• **Written instruction**:
Return the entries below verbatim. Pictures stay out.
───
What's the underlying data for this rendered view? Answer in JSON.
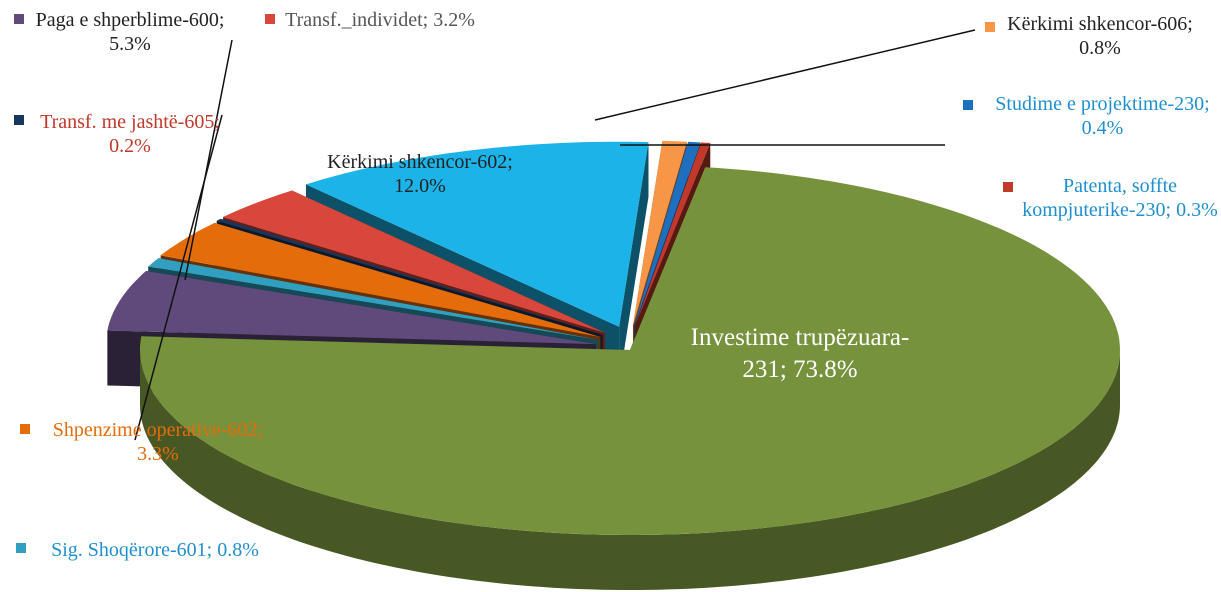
{
  "chart_data": {
    "type": "pie3d",
    "categories": [
      "Kërkimi shkencor-606; 0.8%",
      "Studime e projektime-230; 0.4%",
      "Patenta, soffte kompjuterike-230; 0.3%",
      "Investime trupëzuara-231; 73.8%",
      "Paga e shperblime-600; 5.3%",
      "Sig. Shoqërore-601; 0.8%",
      "Shpenzime operative-602; 3.3%",
      "Transf. me jashtë-605; 0.2%",
      "Transf._individet; 3.2%",
      "Kërkimi shkencor-602; 12.0%"
    ],
    "values": [
      0.8,
      0.4,
      0.3,
      73.8,
      5.3,
      0.8,
      3.3,
      0.2,
      3.2,
      12.0
    ],
    "colors": [
      "#f79646",
      "#1f6fc0",
      "#c0392b",
      "#76923c",
      "#604a7b",
      "#31a0c0",
      "#e46c0a",
      "#17375e",
      "#d9463b",
      "#1cb4e8"
    ]
  }
}
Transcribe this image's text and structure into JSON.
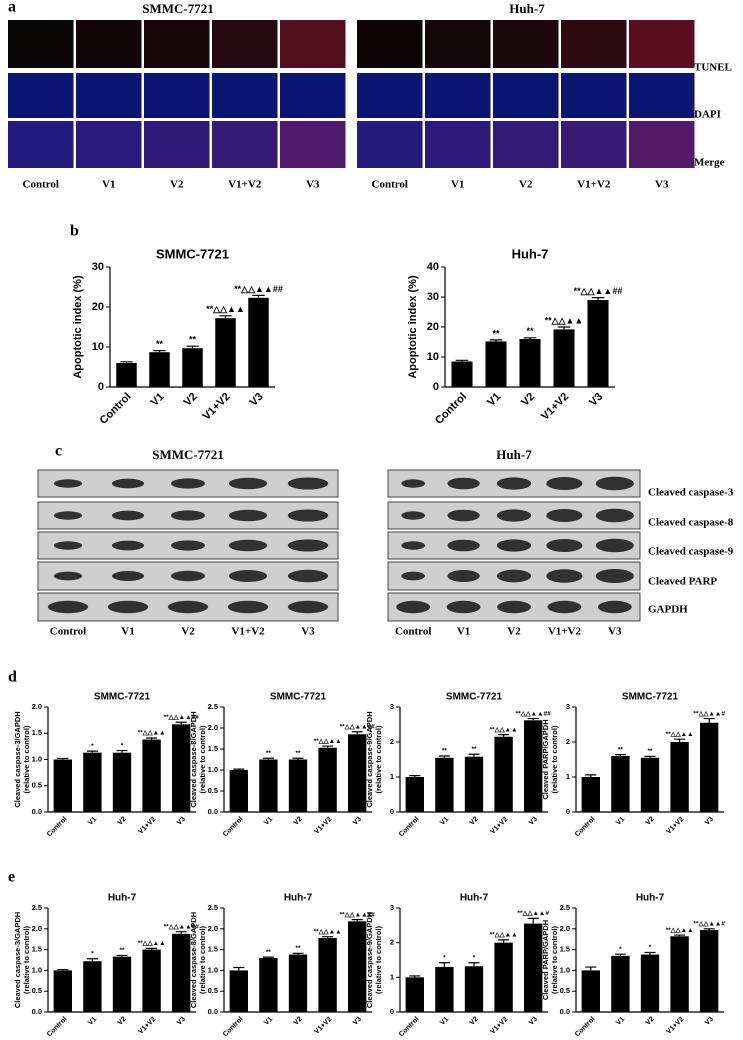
───
• **Exercise result**:
What's the underlying data for this rendered view? Answer in JSON.
{
  "chart_data": {
    "type": "pie3d",
    "categories": [
      "Kërkimi shkencor-606; 0.8%",
      "Studime e projektime-230; 0.4%",
      "Patenta, soffte kompjuterike-230; 0.3%",
      "Investime trupëzuara-231; 73.8%",
      "Paga e shperblime-600; 5.3%",
      "Sig. Shoqërore-601; 0.8%",
      "Shpenzime operative-602; 3.3%",
      "Transf. me jashtë-605; 0.2%",
      "Transf._individet; 3.2%",
      "Kërkimi shkencor-602; 12.0%"
    ],
    "values": [
      0.8,
      0.4,
      0.3,
      73.8,
      5.3,
      0.8,
      3.3,
      0.2,
      3.2,
      12.0
    ],
    "colors": [
      "#f79646",
      "#1f6fc0",
      "#c0392b",
      "#76923c",
      "#604a7b",
      "#31a0c0",
      "#e46c0a",
      "#17375e",
      "#d9463b",
      "#1cb4e8"
    ]
  }
}
Transcribe this image's text and structure into JSON.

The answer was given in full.